## Data listing
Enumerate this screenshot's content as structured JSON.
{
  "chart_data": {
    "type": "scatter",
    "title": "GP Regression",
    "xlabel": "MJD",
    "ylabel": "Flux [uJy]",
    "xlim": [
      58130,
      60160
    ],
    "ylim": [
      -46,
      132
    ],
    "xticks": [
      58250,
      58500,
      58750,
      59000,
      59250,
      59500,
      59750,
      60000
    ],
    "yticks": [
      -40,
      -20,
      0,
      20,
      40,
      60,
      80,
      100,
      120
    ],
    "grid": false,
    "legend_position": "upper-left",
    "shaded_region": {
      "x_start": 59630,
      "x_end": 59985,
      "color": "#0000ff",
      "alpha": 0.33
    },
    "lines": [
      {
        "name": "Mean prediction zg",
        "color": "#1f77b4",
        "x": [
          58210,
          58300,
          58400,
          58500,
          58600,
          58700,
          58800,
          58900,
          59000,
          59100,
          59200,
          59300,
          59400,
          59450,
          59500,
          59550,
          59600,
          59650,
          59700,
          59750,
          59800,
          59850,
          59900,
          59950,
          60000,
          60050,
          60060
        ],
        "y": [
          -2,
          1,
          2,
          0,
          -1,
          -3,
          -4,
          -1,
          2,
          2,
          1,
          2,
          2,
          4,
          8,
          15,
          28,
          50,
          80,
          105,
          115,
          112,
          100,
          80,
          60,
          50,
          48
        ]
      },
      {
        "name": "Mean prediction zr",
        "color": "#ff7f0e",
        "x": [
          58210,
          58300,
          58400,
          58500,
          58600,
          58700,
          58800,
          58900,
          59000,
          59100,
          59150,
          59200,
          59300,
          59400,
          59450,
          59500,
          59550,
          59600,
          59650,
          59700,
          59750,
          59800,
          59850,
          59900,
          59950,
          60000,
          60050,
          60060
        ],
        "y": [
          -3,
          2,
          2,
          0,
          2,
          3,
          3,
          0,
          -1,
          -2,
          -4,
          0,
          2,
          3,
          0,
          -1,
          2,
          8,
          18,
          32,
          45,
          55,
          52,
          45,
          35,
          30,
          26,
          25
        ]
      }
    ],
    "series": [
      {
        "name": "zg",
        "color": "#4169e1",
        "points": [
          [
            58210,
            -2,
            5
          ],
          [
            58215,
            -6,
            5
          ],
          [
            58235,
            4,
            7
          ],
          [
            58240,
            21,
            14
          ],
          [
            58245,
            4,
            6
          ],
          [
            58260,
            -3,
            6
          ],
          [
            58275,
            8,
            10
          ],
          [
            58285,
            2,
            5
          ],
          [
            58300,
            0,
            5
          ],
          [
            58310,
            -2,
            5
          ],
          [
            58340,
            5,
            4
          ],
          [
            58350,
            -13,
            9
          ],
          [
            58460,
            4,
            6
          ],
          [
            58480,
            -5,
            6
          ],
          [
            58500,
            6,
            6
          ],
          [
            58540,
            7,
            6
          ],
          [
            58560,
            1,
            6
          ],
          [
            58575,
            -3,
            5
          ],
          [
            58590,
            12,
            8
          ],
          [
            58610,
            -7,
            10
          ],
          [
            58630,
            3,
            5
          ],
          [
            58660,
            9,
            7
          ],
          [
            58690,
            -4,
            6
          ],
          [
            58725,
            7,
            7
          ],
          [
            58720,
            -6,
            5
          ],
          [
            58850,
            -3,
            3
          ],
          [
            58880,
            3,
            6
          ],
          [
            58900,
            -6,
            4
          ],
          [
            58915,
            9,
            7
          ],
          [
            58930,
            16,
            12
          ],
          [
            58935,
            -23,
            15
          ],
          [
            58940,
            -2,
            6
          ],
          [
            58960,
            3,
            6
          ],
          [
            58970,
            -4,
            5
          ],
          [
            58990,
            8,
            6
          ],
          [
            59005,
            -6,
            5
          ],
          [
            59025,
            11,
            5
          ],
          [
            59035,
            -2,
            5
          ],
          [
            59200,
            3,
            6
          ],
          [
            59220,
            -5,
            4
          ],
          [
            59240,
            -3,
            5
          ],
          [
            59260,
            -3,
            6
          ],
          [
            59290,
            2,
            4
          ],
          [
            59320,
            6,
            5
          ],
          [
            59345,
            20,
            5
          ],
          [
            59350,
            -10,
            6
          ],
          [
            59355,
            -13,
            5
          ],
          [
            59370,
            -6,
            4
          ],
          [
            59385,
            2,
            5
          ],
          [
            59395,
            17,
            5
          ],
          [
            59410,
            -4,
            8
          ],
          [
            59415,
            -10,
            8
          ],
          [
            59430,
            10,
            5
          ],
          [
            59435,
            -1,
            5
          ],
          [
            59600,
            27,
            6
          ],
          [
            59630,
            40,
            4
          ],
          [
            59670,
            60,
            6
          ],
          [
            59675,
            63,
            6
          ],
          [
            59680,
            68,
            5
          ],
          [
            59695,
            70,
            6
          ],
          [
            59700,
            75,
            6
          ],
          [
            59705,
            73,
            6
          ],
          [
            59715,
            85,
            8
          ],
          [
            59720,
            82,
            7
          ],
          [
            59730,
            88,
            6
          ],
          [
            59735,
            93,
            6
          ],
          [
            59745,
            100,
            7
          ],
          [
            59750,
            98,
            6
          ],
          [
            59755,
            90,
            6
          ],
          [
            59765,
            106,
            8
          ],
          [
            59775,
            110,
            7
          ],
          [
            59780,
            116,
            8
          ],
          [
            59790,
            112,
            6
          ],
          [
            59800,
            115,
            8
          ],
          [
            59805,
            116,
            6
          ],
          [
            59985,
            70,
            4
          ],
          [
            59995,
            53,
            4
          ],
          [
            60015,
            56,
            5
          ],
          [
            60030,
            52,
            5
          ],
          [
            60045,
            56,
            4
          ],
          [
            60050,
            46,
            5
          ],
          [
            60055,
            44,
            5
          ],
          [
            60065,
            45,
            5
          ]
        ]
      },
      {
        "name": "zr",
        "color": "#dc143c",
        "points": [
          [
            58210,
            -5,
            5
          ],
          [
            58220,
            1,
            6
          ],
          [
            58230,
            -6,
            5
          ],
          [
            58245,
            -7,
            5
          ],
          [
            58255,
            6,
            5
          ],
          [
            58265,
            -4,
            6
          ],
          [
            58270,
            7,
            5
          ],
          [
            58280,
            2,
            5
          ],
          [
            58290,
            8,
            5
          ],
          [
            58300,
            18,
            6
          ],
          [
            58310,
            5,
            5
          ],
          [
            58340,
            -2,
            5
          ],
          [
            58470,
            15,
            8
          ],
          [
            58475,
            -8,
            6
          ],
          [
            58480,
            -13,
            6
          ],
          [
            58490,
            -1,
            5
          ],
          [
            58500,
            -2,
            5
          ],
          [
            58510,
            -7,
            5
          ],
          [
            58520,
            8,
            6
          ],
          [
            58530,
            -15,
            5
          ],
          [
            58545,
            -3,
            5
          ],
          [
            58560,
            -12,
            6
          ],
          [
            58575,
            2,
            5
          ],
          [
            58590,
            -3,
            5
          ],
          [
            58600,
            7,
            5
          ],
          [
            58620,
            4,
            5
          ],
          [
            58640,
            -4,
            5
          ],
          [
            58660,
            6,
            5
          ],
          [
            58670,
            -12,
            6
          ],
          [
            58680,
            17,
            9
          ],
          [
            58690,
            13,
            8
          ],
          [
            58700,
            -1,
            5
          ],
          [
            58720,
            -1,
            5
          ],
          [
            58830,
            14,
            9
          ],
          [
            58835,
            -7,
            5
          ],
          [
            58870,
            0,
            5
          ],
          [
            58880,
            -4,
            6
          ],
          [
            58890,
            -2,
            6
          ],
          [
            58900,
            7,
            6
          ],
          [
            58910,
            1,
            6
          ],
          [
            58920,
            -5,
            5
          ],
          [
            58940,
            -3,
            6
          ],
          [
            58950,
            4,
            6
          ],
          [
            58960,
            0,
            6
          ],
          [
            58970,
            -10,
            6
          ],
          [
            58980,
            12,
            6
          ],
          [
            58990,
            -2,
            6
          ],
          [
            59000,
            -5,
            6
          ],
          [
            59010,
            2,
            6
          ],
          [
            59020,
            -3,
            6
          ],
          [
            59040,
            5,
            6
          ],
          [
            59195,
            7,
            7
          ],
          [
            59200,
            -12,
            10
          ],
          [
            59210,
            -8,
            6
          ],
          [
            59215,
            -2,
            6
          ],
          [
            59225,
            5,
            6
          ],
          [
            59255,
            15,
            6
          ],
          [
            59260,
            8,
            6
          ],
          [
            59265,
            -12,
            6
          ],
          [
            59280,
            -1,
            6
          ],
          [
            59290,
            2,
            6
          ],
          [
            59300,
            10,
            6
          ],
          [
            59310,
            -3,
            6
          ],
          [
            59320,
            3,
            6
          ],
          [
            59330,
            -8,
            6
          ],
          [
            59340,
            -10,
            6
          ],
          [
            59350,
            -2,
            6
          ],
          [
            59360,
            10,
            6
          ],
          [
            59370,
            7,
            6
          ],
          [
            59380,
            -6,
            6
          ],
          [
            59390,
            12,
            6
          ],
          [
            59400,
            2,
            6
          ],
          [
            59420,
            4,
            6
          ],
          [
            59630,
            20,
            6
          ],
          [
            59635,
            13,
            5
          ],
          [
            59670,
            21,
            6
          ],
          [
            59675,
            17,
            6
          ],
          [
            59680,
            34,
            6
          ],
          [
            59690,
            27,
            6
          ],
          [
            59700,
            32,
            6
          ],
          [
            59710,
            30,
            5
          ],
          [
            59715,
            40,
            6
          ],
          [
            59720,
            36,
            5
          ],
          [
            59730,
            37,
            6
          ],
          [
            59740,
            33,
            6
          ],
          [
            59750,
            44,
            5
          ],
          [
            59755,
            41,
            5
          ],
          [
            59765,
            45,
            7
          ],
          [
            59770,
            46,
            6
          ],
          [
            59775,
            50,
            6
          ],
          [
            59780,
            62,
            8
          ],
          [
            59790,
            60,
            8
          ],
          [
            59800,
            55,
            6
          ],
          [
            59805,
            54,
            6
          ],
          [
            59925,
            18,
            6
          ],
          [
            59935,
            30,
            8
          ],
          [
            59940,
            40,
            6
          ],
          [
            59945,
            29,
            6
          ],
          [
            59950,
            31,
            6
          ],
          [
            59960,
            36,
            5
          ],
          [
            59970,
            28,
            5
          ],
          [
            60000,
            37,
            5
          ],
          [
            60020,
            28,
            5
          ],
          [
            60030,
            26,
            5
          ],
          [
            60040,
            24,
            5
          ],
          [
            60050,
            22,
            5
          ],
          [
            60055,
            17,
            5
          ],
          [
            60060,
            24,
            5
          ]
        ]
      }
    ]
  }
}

## Exercise objective
Return each line of the data that contains the string "name".

## Task solution
        "name": "Mean prediction zg",
        "name": "Mean prediction zr",
        "name": "zg",
        "name": "zr",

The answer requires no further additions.